Data records:
--- begin ---

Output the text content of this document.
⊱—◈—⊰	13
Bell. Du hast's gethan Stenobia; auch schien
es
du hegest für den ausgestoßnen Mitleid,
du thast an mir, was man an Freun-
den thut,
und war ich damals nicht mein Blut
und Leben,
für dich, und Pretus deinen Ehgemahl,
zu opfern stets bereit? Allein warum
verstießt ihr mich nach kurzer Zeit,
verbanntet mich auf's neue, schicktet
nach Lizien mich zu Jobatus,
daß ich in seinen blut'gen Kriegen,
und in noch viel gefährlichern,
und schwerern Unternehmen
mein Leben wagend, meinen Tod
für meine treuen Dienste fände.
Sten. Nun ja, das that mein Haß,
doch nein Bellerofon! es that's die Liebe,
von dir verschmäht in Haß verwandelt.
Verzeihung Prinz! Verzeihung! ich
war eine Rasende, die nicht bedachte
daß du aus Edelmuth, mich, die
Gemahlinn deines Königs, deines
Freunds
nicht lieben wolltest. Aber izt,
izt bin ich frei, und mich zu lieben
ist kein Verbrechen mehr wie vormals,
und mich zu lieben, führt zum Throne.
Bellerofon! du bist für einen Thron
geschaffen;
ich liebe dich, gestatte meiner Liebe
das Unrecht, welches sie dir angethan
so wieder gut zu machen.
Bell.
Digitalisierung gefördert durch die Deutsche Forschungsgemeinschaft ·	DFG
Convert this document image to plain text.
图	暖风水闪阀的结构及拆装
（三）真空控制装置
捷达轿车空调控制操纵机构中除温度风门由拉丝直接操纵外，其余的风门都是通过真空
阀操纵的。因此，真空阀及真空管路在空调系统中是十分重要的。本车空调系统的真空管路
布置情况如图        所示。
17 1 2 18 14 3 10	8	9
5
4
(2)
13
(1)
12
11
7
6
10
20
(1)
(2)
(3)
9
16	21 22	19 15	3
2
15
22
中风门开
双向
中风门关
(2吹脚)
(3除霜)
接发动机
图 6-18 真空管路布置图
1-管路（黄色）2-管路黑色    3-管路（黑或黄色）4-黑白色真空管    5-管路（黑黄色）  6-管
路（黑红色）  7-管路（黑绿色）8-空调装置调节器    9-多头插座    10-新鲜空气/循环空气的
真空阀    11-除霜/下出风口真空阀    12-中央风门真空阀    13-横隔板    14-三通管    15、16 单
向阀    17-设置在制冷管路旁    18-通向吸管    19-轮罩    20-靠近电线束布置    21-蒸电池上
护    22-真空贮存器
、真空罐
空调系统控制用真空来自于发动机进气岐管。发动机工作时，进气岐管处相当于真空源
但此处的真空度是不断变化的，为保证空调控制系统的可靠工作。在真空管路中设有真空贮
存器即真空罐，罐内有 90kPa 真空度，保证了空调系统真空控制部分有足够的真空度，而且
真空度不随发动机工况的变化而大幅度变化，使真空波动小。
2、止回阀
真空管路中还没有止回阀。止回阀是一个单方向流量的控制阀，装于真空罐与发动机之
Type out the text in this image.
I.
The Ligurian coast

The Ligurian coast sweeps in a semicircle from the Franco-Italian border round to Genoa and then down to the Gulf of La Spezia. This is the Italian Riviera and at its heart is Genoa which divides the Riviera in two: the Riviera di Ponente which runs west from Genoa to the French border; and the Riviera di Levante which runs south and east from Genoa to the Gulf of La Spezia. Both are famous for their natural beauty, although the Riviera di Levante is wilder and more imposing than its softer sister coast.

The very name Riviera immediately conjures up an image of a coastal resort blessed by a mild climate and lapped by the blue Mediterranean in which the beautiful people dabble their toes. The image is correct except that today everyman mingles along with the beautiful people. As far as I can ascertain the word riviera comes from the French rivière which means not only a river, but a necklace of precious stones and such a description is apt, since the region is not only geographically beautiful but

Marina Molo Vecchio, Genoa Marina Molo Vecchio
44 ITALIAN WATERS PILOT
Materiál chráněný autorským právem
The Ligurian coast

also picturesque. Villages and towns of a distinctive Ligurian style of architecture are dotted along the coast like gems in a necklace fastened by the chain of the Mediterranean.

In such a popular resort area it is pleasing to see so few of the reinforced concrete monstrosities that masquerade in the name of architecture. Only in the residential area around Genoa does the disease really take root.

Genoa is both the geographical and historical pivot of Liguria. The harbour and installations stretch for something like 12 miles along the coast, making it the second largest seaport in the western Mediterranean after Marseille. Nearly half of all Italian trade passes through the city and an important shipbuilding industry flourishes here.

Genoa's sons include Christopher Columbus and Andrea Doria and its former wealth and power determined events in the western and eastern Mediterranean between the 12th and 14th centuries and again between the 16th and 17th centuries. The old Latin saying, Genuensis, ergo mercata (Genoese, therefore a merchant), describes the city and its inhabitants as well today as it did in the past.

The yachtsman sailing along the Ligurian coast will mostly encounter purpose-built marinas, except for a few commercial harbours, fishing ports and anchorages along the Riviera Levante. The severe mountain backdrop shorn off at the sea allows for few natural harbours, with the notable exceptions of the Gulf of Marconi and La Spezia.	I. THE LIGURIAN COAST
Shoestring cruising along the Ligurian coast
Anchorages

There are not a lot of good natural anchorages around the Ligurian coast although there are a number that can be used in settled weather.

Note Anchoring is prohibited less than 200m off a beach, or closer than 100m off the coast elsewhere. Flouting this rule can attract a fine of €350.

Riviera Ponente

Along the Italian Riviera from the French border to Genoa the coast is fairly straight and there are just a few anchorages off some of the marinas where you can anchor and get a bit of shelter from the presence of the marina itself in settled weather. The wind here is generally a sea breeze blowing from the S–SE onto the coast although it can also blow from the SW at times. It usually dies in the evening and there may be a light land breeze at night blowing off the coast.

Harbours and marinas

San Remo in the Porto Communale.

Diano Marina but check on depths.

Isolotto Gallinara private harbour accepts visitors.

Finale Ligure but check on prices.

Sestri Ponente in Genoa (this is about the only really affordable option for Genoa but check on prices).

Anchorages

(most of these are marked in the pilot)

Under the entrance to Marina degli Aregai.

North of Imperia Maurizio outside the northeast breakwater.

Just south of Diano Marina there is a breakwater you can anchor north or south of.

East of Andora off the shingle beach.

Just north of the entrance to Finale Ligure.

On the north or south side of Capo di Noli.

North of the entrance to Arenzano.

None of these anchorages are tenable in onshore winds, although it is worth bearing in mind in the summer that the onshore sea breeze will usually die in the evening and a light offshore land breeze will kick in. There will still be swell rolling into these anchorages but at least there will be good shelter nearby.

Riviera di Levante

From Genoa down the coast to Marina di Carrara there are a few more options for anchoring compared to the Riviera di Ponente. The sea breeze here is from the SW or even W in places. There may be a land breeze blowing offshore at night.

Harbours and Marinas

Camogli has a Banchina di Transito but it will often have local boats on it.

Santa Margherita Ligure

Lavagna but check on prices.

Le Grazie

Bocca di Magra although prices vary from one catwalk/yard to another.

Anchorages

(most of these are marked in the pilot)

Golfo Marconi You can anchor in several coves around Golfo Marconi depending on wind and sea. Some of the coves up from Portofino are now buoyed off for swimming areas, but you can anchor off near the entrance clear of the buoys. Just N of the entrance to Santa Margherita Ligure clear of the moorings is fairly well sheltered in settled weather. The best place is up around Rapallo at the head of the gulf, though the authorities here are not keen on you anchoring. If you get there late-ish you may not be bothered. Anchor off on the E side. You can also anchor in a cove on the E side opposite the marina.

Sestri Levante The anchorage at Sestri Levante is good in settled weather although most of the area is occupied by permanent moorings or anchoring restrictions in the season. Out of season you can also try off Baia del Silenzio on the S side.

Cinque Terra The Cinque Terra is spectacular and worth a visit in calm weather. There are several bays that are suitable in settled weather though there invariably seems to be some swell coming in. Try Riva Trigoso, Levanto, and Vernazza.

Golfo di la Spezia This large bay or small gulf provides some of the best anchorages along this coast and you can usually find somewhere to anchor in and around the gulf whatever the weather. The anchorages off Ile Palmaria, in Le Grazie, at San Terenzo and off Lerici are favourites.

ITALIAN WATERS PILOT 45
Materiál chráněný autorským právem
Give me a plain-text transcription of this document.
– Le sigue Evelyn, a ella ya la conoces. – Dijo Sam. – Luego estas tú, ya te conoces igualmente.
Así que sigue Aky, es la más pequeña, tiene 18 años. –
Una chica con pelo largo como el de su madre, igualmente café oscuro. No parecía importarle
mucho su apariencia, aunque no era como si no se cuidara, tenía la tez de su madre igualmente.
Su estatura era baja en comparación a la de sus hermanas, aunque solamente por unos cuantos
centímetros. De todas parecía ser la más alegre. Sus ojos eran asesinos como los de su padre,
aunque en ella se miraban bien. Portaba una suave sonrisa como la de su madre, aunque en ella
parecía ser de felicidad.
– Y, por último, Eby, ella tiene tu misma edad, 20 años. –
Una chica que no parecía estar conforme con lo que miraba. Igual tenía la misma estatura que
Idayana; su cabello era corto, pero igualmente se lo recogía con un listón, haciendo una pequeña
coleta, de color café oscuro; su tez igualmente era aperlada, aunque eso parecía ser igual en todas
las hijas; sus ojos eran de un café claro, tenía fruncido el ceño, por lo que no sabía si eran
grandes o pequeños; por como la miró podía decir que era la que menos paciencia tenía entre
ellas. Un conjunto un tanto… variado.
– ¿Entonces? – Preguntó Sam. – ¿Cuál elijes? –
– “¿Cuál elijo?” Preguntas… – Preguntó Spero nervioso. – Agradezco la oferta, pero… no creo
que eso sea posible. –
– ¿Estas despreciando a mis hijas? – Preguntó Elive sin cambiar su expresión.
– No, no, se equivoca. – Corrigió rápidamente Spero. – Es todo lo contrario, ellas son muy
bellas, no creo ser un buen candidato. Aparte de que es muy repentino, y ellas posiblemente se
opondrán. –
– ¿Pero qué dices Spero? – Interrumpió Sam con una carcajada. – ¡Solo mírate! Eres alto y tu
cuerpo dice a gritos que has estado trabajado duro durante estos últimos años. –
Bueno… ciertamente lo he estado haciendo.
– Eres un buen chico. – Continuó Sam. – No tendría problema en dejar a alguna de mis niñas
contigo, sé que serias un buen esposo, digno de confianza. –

--- end ---

Directive
Only the count is wanted: report how many lines of the material above hold the word "light".

Answer
2